* [STATED EXERCISE]
Pull out every line below holding the word "object".

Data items

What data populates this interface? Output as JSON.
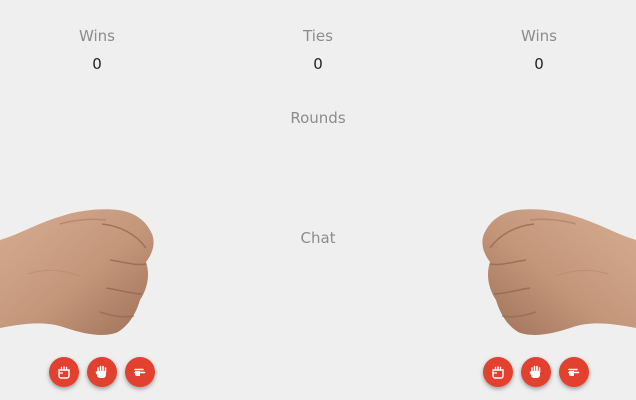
{
  "scoreboard": {
    "left": {
      "label": "Wins",
      "value": "0"
    },
    "ties": {
      "label": "Ties",
      "value": "0"
    },
    "right": {
      "label": "Wins",
      "value": "0"
    }
  },
  "rounds_label": "Rounds",
  "chat_label": "Chat",
  "players": {
    "left": {
      "hand_image": "fist-left",
      "controls": [
        "rock-icon",
        "paper-icon",
        "scissors-icon"
      ]
    },
    "right": {
      "hand_image": "fist-right",
      "controls": [
        "rock-icon",
        "paper-icon",
        "scissors-icon"
      ]
    }
  },
  "colors": {
    "background": "#efefef",
    "button": "#e2412f",
    "label": "#8c8c8c",
    "score": "#222222",
    "skin": "#c99e82"
  }
}
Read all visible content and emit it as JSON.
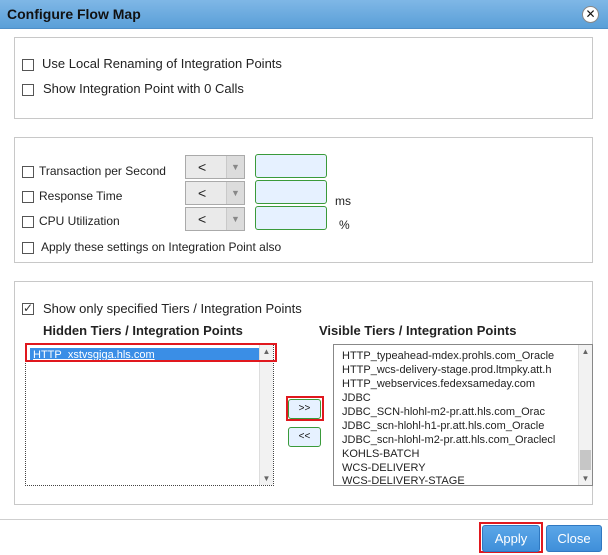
{
  "dialog": {
    "title": "Configure Flow Map",
    "close_glyph": "✕"
  },
  "display_options": {
    "local_renaming": {
      "label": "Use Local Renaming of Integration Points",
      "checked": false
    },
    "zero_calls": {
      "label": "Show Integration Point with 0 Calls",
      "checked": false
    }
  },
  "thresholds": {
    "rows": [
      {
        "label": "Transaction per Second",
        "checked": false,
        "operator": "<",
        "value": "",
        "unit": ""
      },
      {
        "label": "Response Time",
        "checked": false,
        "operator": "<",
        "value": "",
        "unit": "ms"
      },
      {
        "label": "CPU Utilization",
        "checked": false,
        "operator": "<",
        "value": "",
        "unit": "%"
      }
    ],
    "apply_on_ip": {
      "label": "Apply these settings on Integration Point also",
      "checked": false
    }
  },
  "tiers": {
    "show_only": {
      "label": "Show only specified Tiers / Integration Points",
      "checked": true
    },
    "hidden_heading": "Hidden Tiers / Integration Points",
    "visible_heading": "Visible Tiers / Integration Points",
    "hidden_items": [
      "HTTP_xstvsgiga.hls.com"
    ],
    "visible_items": [
      "HTTP_typeahead-mdex.prohls.com_Oracle",
      "HTTP_wcs-delivery-stage.prod.ltmpky.att.h",
      "HTTP_webservices.fedexsameday.com",
      "JDBC",
      "JDBC_SCN-hlohl-m2-pr.att.hls.com_Orac",
      "JDBC_scn-hlohl-h1-pr.att.hls.com_Oracle",
      "JDBC_scn-hlohl-m2-pr.att.hls.com_Oraclecl",
      "KOHLS-BATCH",
      "WCS-DELIVERY",
      "WCS-DELIVERY-STAGE"
    ],
    "move_right_label": ">>",
    "move_left_label": "<<"
  },
  "footer": {
    "apply_label": "Apply",
    "close_label": "Close"
  },
  "colors": {
    "titlebar": "#6aa9df",
    "button": "#4a98e0",
    "highlight": "#e0181e",
    "input_fill": "#e6f1ff",
    "input_border": "#3a9a3a"
  }
}
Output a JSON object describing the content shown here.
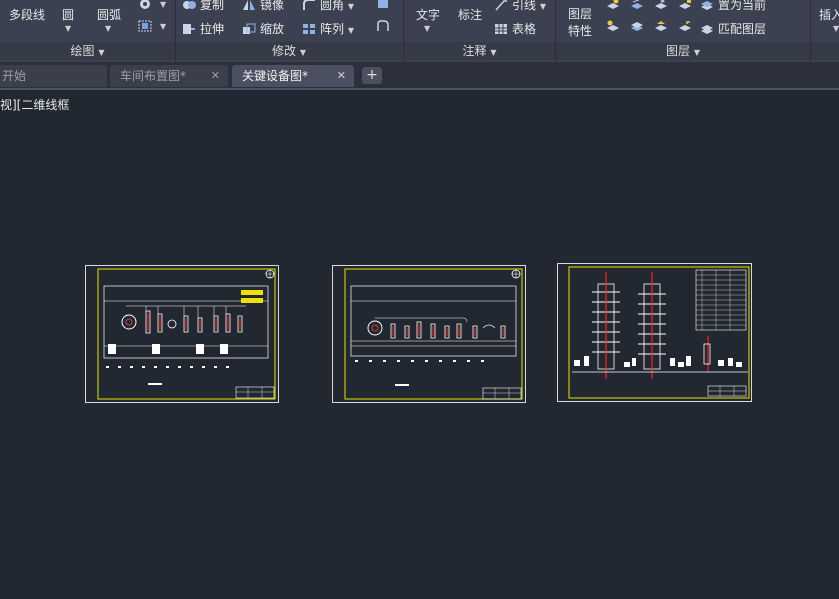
{
  "ribbon": {
    "draw_panel": {
      "polyline": "多段线",
      "circle": "圆",
      "arc": "圆弧",
      "title": "绘图"
    },
    "modify_panel": {
      "copy": "复制",
      "mirror": "镜像",
      "fillet": "圆角",
      "stretch": "拉伸",
      "scale": "缩放",
      "array": "阵列",
      "title": "修改"
    },
    "annotate_panel": {
      "text": "文字",
      "dimension": "标注",
      "leader": "引线",
      "table": "表格",
      "title": "注释"
    },
    "layers_panel": {
      "layer_properties_line1": "图层",
      "layer_properties_line2": "特性",
      "set_current": "置为当前",
      "match_layer": "匹配图层",
      "title": "图层"
    },
    "insert_panel": {
      "insert": "插入"
    }
  },
  "tabs": [
    {
      "label": "开始"
    },
    {
      "label": "车间布置图*"
    },
    {
      "label": "关键设备图*"
    }
  ],
  "add_tab_symbol": "+",
  "close_symbol": "✕",
  "viewport_label": "视][二维线框",
  "colors": {
    "background": "#222831",
    "ribbon": "#3b4150",
    "sheet_border": "#d8d8d8",
    "yellow_frame": "#e6e600",
    "red_marker": "#ff2020"
  }
}
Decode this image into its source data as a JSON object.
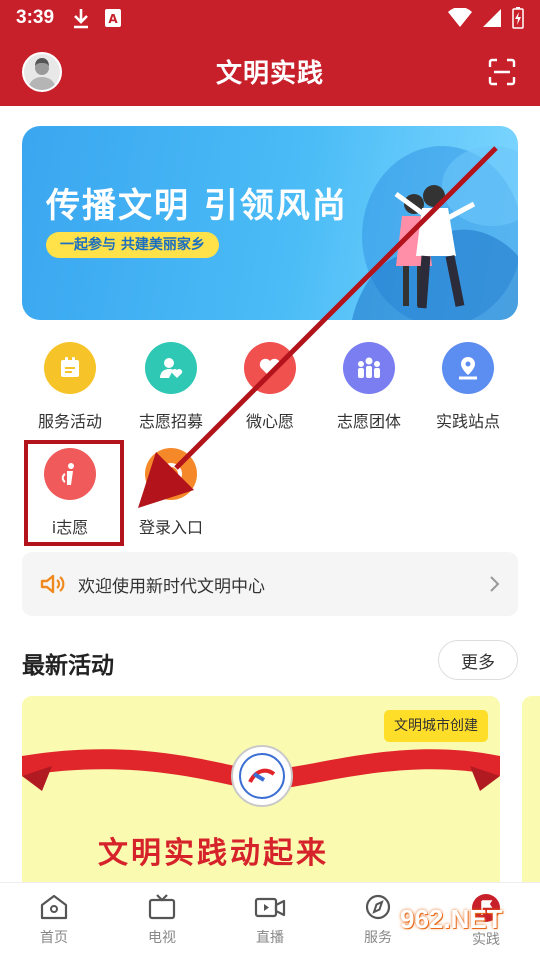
{
  "status_bar": {
    "time": "3:39"
  },
  "header": {
    "title": "文明实践"
  },
  "banner": {
    "title": "传播文明 引领风尚",
    "subtitle": "一起参与 共建美丽家乡"
  },
  "grid": {
    "items": [
      {
        "label": "服务活动",
        "icon": "calendar-icon",
        "color": "#f6c428"
      },
      {
        "label": "志愿招募",
        "icon": "user-heart-icon",
        "color": "#2ec8b4"
      },
      {
        "label": "微心愿",
        "icon": "heart-icon",
        "color": "#f0504e"
      },
      {
        "label": "志愿团体",
        "icon": "group-icon",
        "color": "#7b7ef0"
      },
      {
        "label": "实践站点",
        "icon": "location-pin-icon",
        "color": "#5b8ef0"
      },
      {
        "label": "i志愿",
        "icon": "volunteer-icon",
        "color": "#f05a5a"
      },
      {
        "label": "登录入口",
        "icon": "login-icon",
        "color": "#f5892a"
      }
    ]
  },
  "notice": {
    "text": "欢迎使用新时代文明中心"
  },
  "latest": {
    "title": "最新活动",
    "more_label": "更多",
    "card_badge": "文明城市创建",
    "card_banner_text": "文明实践动起来"
  },
  "bottom_nav": {
    "items": [
      {
        "label": "首页",
        "icon": "home-icon"
      },
      {
        "label": "电视",
        "icon": "tv-icon"
      },
      {
        "label": "直播",
        "icon": "video-icon"
      },
      {
        "label": "服务",
        "icon": "compass-icon"
      },
      {
        "label": "实践",
        "icon": "flag-icon"
      }
    ]
  },
  "watermark": "962.NET",
  "colors": {
    "primary": "#c8202a",
    "highlight": "#b3141c"
  }
}
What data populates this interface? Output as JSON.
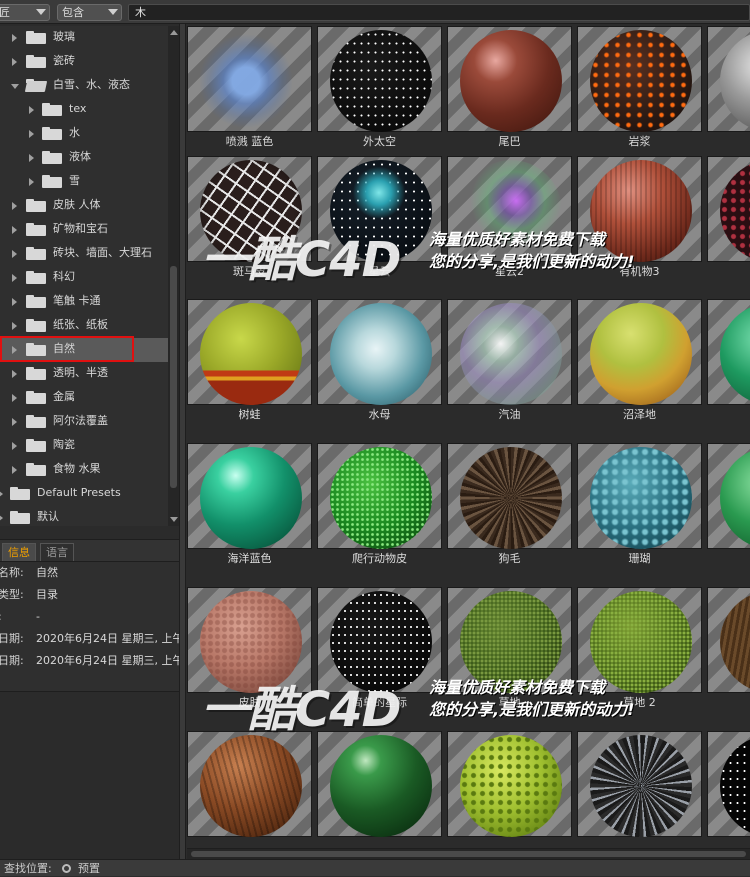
{
  "topbar": {
    "scope_value": "匠",
    "filter_value": "包含",
    "search_value": "木"
  },
  "tree": {
    "items": [
      {
        "label": "玻璃"
      },
      {
        "label": "瓷砖"
      },
      {
        "label": "白雪、水、液态"
      },
      {
        "label": "tex"
      },
      {
        "label": "水"
      },
      {
        "label": "液体"
      },
      {
        "label": "雪"
      },
      {
        "label": "皮肤 人体"
      },
      {
        "label": "矿物和宝石"
      },
      {
        "label": "砖块、墙面、大理石"
      },
      {
        "label": "科幻"
      },
      {
        "label": "笔触 卡通"
      },
      {
        "label": "纸张、纸板"
      },
      {
        "label": "自然"
      },
      {
        "label": "透明、半透"
      },
      {
        "label": "金属"
      },
      {
        "label": "阿尔法覆盖"
      },
      {
        "label": "陶瓷"
      },
      {
        "label": "食物 水果"
      },
      {
        "label": "Default Presets"
      },
      {
        "label": "默认"
      }
    ],
    "selected": "自然"
  },
  "tabs": {
    "info": "信息",
    "lang": "语言"
  },
  "info": {
    "rows": [
      {
        "key": "名称:",
        "value": "自然"
      },
      {
        "key": "类型:",
        "value": "目录"
      },
      {
        "key": ":",
        "value": "-"
      },
      {
        "key": "日期:",
        "value": "2020年6月24日 星期三, 上午"
      },
      {
        "key": "日期:",
        "value": "2020年6月24日 星期三, 上午"
      }
    ]
  },
  "status": {
    "label": "查找位置:",
    "value": "预置"
  },
  "grid": {
    "items": [
      {
        "label": "喷溅 蓝色"
      },
      {
        "label": "外太空"
      },
      {
        "label": "尾巴"
      },
      {
        "label": "岩浆"
      },
      {
        "label": ""
      },
      {
        "label": "斑马皮"
      },
      {
        "label": "星云"
      },
      {
        "label": "星云2"
      },
      {
        "label": "有机物3"
      },
      {
        "label": ""
      },
      {
        "label": "树蛙"
      },
      {
        "label": "水母"
      },
      {
        "label": "汽油"
      },
      {
        "label": "沼泽地"
      },
      {
        "label": ""
      },
      {
        "label": "海洋蓝色"
      },
      {
        "label": "爬行动物皮"
      },
      {
        "label": "狗毛"
      },
      {
        "label": "珊瑚"
      },
      {
        "label": ""
      },
      {
        "label": "皮肤"
      },
      {
        "label": "简单的星际"
      },
      {
        "label": "草地"
      },
      {
        "label": "草地 2"
      },
      {
        "label": ""
      },
      {
        "label": ""
      },
      {
        "label": ""
      },
      {
        "label": ""
      },
      {
        "label": ""
      },
      {
        "label": ""
      }
    ]
  },
  "watermark": {
    "brand": "一酷C4D",
    "line1": "海量优质好素材免费下载",
    "line2": "您的分享,是我们更新的动力!"
  },
  "colors": {
    "selection_outline": "#e01010",
    "active_tab_text": "#f0a000"
  }
}
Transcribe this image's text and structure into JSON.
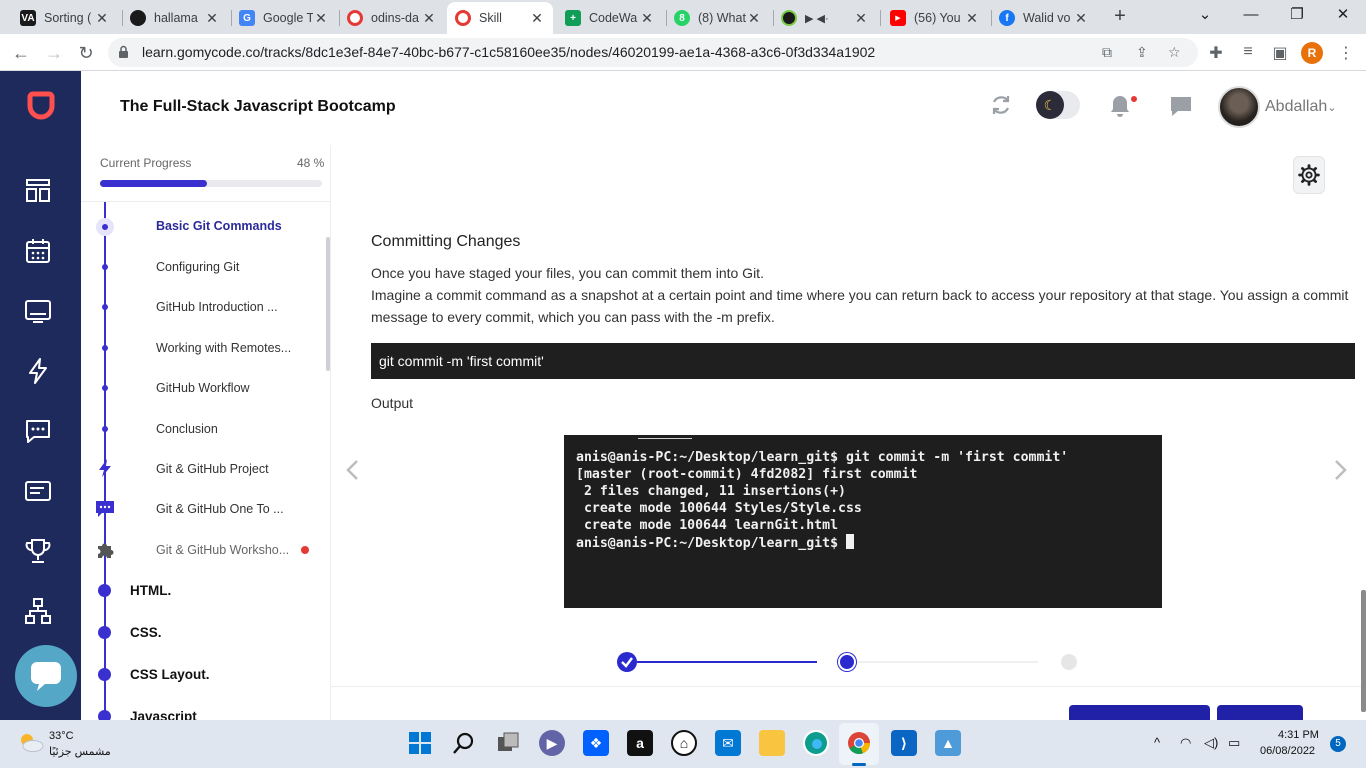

* [RIGHT ANSWER]
Output a JSON object describing the content shown here.
Decode this image into its source data as a JSON object.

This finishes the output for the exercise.